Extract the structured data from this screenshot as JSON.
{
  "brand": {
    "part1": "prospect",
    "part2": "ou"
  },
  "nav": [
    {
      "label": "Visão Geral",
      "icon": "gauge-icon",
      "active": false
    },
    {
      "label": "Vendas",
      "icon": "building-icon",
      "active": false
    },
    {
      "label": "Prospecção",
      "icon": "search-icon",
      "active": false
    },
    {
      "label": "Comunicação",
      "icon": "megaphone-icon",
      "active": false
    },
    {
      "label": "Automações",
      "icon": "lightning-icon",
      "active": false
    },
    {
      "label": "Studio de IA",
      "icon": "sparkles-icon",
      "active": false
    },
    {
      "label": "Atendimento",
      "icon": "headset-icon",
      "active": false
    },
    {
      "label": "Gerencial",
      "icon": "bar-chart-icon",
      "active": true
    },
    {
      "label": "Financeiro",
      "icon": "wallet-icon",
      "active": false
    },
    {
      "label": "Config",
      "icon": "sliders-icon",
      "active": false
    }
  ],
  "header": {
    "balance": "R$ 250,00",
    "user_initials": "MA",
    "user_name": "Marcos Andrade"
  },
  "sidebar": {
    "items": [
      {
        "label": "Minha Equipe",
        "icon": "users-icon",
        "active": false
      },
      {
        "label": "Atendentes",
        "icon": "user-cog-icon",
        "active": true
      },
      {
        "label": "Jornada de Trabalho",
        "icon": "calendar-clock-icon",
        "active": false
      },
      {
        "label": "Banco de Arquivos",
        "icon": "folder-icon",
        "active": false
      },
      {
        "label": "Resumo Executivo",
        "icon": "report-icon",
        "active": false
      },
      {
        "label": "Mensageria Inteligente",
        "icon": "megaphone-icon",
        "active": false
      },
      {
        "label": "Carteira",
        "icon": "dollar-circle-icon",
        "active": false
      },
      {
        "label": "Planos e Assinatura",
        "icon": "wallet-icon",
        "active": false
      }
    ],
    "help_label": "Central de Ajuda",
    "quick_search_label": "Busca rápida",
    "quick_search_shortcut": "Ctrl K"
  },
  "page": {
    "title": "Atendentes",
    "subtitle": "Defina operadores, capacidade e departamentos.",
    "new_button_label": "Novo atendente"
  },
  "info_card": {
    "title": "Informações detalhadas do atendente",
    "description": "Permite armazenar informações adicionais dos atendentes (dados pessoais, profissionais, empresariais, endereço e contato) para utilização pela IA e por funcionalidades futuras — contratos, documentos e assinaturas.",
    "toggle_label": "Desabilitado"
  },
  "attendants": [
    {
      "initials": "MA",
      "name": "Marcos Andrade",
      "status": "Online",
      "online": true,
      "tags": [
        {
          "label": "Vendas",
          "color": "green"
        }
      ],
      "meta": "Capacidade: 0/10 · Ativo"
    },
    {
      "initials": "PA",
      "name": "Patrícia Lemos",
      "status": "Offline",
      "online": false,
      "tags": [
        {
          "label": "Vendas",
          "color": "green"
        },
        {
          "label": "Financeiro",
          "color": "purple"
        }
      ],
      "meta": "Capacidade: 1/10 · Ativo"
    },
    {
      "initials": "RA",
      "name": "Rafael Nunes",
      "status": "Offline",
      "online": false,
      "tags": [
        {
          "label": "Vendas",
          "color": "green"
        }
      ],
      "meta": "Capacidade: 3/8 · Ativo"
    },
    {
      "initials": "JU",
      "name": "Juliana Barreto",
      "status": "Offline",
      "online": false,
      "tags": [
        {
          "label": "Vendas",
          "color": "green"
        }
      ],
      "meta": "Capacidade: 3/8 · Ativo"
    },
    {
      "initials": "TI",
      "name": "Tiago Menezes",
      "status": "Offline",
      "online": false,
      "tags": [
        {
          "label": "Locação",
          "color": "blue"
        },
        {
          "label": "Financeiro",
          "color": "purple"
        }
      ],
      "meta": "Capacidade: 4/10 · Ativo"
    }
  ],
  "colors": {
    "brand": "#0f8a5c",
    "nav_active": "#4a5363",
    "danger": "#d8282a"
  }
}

• [What to do]
Print the material once more, exactly.

• [Correct result]
Extract the structured data from this screenshot as JSON.
{
  "brand": {
    "part1": "prospect",
    "part2": "ou"
  },
  "nav": [
    {
      "label": "Visão Geral",
      "icon": "gauge-icon",
      "active": false
    },
    {
      "label": "Vendas",
      "icon": "building-icon",
      "active": false
    },
    {
      "label": "Prospecção",
      "icon": "search-icon",
      "active": false
    },
    {
      "label": "Comunicação",
      "icon": "megaphone-icon",
      "active": false
    },
    {
      "label": "Automações",
      "icon": "lightning-icon",
      "active": false
    },
    {
      "label": "Studio de IA",
      "icon": "sparkles-icon",
      "active": false
    },
    {
      "label": "Atendimento",
      "icon": "headset-icon",
      "active": false
    },
    {
      "label": "Gerencial",
      "icon": "bar-chart-icon",
      "active": true
    },
    {
      "label": "Financeiro",
      "icon": "wallet-icon",
      "active": false
    },
    {
      "label": "Config",
      "icon": "sliders-icon",
      "active": false
    }
  ],
  "header": {
    "balance": "R$ 250,00",
    "user_initials": "MA",
    "user_name": "Marcos Andrade"
  },
  "sidebar": {
    "items": [
      {
        "label": "Minha Equipe",
        "icon": "users-icon",
        "active": false
      },
      {
        "label": "Atendentes",
        "icon": "user-cog-icon",
        "active": true
      },
      {
        "label": "Jornada de Trabalho",
        "icon": "calendar-clock-icon",
        "active": false
      },
      {
        "label": "Banco de Arquivos",
        "icon": "folder-icon",
        "active": false
      },
      {
        "label": "Resumo Executivo",
        "icon": "report-icon",
        "active": false
      },
      {
        "label": "Mensageria Inteligente",
        "icon": "megaphone-icon",
        "active": false
      },
      {
        "label": "Carteira",
        "icon": "dollar-circle-icon",
        "active": false
      },
      {
        "label": "Planos e Assinatura",
        "icon": "wallet-icon",
        "active": false
      }
    ],
    "help_label": "Central de Ajuda",
    "quick_search_label": "Busca rápida",
    "quick_search_shortcut": "Ctrl K"
  },
  "page": {
    "title": "Atendentes",
    "subtitle": "Defina operadores, capacidade e departamentos.",
    "new_button_label": "Novo atendente"
  },
  "info_card": {
    "title": "Informações detalhadas do atendente",
    "description": "Permite armazenar informações adicionais dos atendentes (dados pessoais, profissionais, empresariais, endereço e contato) para utilização pela IA e por funcionalidades futuras — contratos, documentos e assinaturas.",
    "toggle_label": "Desabilitado"
  },
  "attendants": [
    {
      "initials": "MA",
      "name": "Marcos Andrade",
      "status": "Online",
      "online": true,
      "tags": [
        {
          "label": "Vendas",
          "color": "green"
        }
      ],
      "meta": "Capacidade: 0/10 · Ativo"
    },
    {
      "initials": "PA",
      "name": "Patrícia Lemos",
      "status": "Offline",
      "online": false,
      "tags": [
        {
          "label": "Vendas",
          "color": "green"
        },
        {
          "label": "Financeiro",
          "color": "purple"
        }
      ],
      "meta": "Capacidade: 1/10 · Ativo"
    },
    {
      "initials": "RA",
      "name": "Rafael Nunes",
      "status": "Offline",
      "online": false,
      "tags": [
        {
          "label": "Vendas",
          "color": "green"
        }
      ],
      "meta": "Capacidade: 3/8 · Ativo"
    },
    {
      "initials": "JU",
      "name": "Juliana Barreto",
      "status": "Offline",
      "online": false,
      "tags": [
        {
          "label": "Vendas",
          "color": "green"
        }
      ],
      "meta": "Capacidade: 3/8 · Ativo"
    },
    {
      "initials": "TI",
      "name": "Tiago Menezes",
      "status": "Offline",
      "online": false,
      "tags": [
        {
          "label": "Locação",
          "color": "blue"
        },
        {
          "label": "Financeiro",
          "color": "purple"
        }
      ],
      "meta": "Capacidade: 4/10 · Ativo"
    }
  ],
  "colors": {
    "brand": "#0f8a5c",
    "nav_active": "#4a5363",
    "danger": "#d8282a"
  }
}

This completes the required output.